* [BRIEF]
Every entry must be given again exactly.

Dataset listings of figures

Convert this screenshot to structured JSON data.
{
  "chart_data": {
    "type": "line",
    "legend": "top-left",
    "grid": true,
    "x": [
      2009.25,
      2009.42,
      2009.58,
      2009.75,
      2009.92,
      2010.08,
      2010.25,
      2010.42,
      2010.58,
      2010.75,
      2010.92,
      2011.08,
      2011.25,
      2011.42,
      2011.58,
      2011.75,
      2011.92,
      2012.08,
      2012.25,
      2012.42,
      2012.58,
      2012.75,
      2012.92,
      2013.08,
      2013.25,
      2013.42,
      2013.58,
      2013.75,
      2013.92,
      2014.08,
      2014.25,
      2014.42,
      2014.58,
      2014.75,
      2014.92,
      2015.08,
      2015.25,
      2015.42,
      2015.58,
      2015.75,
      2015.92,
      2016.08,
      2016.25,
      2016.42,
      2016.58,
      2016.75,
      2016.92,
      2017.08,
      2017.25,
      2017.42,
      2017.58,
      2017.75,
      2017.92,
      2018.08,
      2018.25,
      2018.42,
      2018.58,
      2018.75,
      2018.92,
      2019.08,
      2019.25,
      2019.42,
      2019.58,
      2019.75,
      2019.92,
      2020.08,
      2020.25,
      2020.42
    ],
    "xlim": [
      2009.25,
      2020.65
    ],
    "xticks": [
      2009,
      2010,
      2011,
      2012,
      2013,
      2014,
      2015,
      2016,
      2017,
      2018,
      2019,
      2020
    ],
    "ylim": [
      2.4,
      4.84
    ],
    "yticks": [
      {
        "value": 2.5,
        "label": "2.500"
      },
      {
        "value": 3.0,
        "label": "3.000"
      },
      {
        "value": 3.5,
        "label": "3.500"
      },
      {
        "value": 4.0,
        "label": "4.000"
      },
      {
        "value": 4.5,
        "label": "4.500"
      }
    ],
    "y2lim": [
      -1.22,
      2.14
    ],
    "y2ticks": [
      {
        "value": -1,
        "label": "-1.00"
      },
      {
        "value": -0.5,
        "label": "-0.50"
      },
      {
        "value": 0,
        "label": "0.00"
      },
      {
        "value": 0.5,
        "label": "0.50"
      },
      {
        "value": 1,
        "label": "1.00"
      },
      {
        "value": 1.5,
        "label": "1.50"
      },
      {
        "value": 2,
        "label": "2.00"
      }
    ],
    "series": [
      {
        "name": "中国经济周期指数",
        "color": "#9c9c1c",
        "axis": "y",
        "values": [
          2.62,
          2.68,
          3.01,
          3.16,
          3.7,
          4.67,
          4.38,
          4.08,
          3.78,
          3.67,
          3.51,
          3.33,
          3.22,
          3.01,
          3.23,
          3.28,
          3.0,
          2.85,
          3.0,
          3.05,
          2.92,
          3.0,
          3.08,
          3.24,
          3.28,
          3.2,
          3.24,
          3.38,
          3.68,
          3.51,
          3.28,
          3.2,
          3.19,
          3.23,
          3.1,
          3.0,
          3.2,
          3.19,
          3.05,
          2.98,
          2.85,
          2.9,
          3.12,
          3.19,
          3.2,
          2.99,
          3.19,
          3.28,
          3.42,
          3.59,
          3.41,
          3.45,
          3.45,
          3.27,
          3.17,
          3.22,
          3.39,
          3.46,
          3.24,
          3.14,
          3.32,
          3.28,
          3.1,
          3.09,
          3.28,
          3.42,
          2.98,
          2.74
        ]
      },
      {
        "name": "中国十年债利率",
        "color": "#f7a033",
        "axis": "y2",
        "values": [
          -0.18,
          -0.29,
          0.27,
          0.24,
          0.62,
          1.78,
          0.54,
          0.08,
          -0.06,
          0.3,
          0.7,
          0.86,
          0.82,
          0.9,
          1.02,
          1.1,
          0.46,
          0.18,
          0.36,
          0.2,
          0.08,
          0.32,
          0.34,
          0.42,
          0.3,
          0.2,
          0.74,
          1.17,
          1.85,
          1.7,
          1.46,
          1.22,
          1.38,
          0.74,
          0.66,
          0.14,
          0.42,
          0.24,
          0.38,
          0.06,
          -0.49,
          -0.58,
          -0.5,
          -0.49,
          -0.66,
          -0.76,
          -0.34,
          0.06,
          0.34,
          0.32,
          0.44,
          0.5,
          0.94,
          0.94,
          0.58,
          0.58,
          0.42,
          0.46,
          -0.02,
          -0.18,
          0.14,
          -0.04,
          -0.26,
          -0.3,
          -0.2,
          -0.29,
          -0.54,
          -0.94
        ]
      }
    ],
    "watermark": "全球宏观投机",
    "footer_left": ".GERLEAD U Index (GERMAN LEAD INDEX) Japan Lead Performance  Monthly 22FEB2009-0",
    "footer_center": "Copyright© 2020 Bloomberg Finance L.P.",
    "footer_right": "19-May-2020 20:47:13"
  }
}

* [OUTPUT]
Convert this screenshot to structured JSON data.
{
  "chart_data": {
    "type": "line",
    "legend": "top-left",
    "grid": true,
    "x": [
      2009.25,
      2009.42,
      2009.58,
      2009.75,
      2009.92,
      2010.08,
      2010.25,
      2010.42,
      2010.58,
      2010.75,
      2010.92,
      2011.08,
      2011.25,
      2011.42,
      2011.58,
      2011.75,
      2011.92,
      2012.08,
      2012.25,
      2012.42,
      2012.58,
      2012.75,
      2012.92,
      2013.08,
      2013.25,
      2013.42,
      2013.58,
      2013.75,
      2013.92,
      2014.08,
      2014.25,
      2014.42,
      2014.58,
      2014.75,
      2014.92,
      2015.08,
      2015.25,
      2015.42,
      2015.58,
      2015.75,
      2015.92,
      2016.08,
      2016.25,
      2016.42,
      2016.58,
      2016.75,
      2016.92,
      2017.08,
      2017.25,
      2017.42,
      2017.58,
      2017.75,
      2017.92,
      2018.08,
      2018.25,
      2018.42,
      2018.58,
      2018.75,
      2018.92,
      2019.08,
      2019.25,
      2019.42,
      2019.58,
      2019.75,
      2019.92,
      2020.08,
      2020.25,
      2020.42
    ],
    "xlim": [
      2009.25,
      2020.65
    ],
    "xticks": [
      2009,
      2010,
      2011,
      2012,
      2013,
      2014,
      2015,
      2016,
      2017,
      2018,
      2019,
      2020
    ],
    "ylim": [
      2.4,
      4.84
    ],
    "yticks": [
      {
        "value": 2.5,
        "label": "2.500"
      },
      {
        "value": 3.0,
        "label": "3.000"
      },
      {
        "value": 3.5,
        "label": "3.500"
      },
      {
        "value": 4.0,
        "label": "4.000"
      },
      {
        "value": 4.5,
        "label": "4.500"
      }
    ],
    "y2lim": [
      -1.22,
      2.14
    ],
    "y2ticks": [
      {
        "value": -1,
        "label": "-1.00"
      },
      {
        "value": -0.5,
        "label": "-0.50"
      },
      {
        "value": 0,
        "label": "0.00"
      },
      {
        "value": 0.5,
        "label": "0.50"
      },
      {
        "value": 1,
        "label": "1.00"
      },
      {
        "value": 1.5,
        "label": "1.50"
      },
      {
        "value": 2,
        "label": "2.00"
      }
    ],
    "series": [
      {
        "name": "中国经济周期指数",
        "color": "#9c9c1c",
        "axis": "y",
        "values": [
          2.62,
          2.68,
          3.01,
          3.16,
          3.7,
          4.67,
          4.38,
          4.08,
          3.78,
          3.67,
          3.51,
          3.33,
          3.22,
          3.01,
          3.23,
          3.28,
          3.0,
          2.85,
          3.0,
          3.05,
          2.92,
          3.0,
          3.08,
          3.24,
          3.28,
          3.2,
          3.24,
          3.38,
          3.68,
          3.51,
          3.28,
          3.2,
          3.19,
          3.23,
          3.1,
          3.0,
          3.2,
          3.19,
          3.05,
          2.98,
          2.85,
          2.9,
          3.12,
          3.19,
          3.2,
          2.99,
          3.19,
          3.28,
          3.42,
          3.59,
          3.41,
          3.45,
          3.45,
          3.27,
          3.17,
          3.22,
          3.39,
          3.46,
          3.24,
          3.14,
          3.32,
          3.28,
          3.1,
          3.09,
          3.28,
          3.42,
          2.98,
          2.74
        ]
      },
      {
        "name": "中国十年债利率",
        "color": "#f7a033",
        "axis": "y2",
        "values": [
          -0.18,
          -0.29,
          0.27,
          0.24,
          0.62,
          1.78,
          0.54,
          0.08,
          -0.06,
          0.3,
          0.7,
          0.86,
          0.82,
          0.9,
          1.02,
          1.1,
          0.46,
          0.18,
          0.36,
          0.2,
          0.08,
          0.32,
          0.34,
          0.42,
          0.3,
          0.2,
          0.74,
          1.17,
          1.85,
          1.7,
          1.46,
          1.22,
          1.38,
          0.74,
          0.66,
          0.14,
          0.42,
          0.24,
          0.38,
          0.06,
          -0.49,
          -0.58,
          -0.5,
          -0.49,
          -0.66,
          -0.76,
          -0.34,
          0.06,
          0.34,
          0.32,
          0.44,
          0.5,
          0.94,
          0.94,
          0.58,
          0.58,
          0.42,
          0.46,
          -0.02,
          -0.18,
          0.14,
          -0.04,
          -0.26,
          -0.3,
          -0.2,
          -0.29,
          -0.54,
          -0.94
        ]
      }
    ],
    "watermark": "全球宏观投机",
    "footer_left": ".GERLEAD U Index (GERMAN LEAD INDEX) Japan Lead Performance  Monthly 22FEB2009-0",
    "footer_center": "Copyright© 2020 Bloomberg Finance L.P.",
    "footer_right": "19-May-2020 20:47:13"
  }
}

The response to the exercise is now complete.